▸ Data entries:
══════════
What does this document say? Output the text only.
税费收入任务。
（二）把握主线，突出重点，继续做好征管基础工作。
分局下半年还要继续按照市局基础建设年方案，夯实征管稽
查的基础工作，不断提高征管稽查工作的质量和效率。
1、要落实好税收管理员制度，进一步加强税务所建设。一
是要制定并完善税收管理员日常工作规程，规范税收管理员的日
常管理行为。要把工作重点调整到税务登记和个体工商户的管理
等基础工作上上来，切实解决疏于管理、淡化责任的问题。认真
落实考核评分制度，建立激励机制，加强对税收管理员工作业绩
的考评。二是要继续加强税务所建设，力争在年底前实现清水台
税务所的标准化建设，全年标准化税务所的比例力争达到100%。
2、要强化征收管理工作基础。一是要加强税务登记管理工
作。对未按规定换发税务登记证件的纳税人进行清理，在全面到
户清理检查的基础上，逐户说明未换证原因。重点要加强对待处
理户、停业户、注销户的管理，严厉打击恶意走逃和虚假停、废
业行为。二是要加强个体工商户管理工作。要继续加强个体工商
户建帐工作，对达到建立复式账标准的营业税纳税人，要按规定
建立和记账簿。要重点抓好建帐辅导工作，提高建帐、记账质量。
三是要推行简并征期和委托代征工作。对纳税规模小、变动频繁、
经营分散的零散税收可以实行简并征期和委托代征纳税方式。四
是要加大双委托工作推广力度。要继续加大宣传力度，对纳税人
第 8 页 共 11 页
══════════
Your task is to output the full set of records exactly as presented.

▸ Correct answer:
What does this document say? Output the text only.
税费收入任务。
（二）把握主线，突出重点，继续做好征管基础工作。
分局下半年还要继续按照市局基础建设年方案，夯实征管稽
查的基础工作，不断提高征管稽查工作的质量和效率。
1、要落实好税收管理员制度，进一步加强税务所建设。一
是要制定并完善税收管理员日常工作规程，规范税收管理员的日
常管理行为。要把工作重点调整到税务登记和个体工商户的管理
等基础工作上上来，切实解决疏于管理、淡化责任的问题。认真
落实考核评分制度，建立激励机制，加强对税收管理员工作业绩
的考评。二是要继续加强税务所建设，力争在年底前实现清水台
税务所的标准化建设，全年标准化税务所的比例力争达到100%。
2、要强化征收管理工作基础。一是要加强税务登记管理工
作。对未按规定换发税务登记证件的纳税人进行清理，在全面到
户清理检查的基础上，逐户说明未换证原因。重点要加强对待处
理户、停业户、注销户的管理，严厉打击恶意走逃和虚假停、废
业行为。二是要加强个体工商户管理工作。要继续加强个体工商
户建帐工作，对达到建立复式账标准的营业税纳税人，要按规定
建立和记账簿。要重点抓好建帐辅导工作，提高建帐、记账质量。
三是要推行简并征期和委托代征工作。对纳税规模小、变动频繁、
经营分散的零散税收可以实行简并征期和委托代征纳税方式。四
是要加大双委托工作推广力度。要继续加大宣传力度，对纳税人
第 8 页 共 11 页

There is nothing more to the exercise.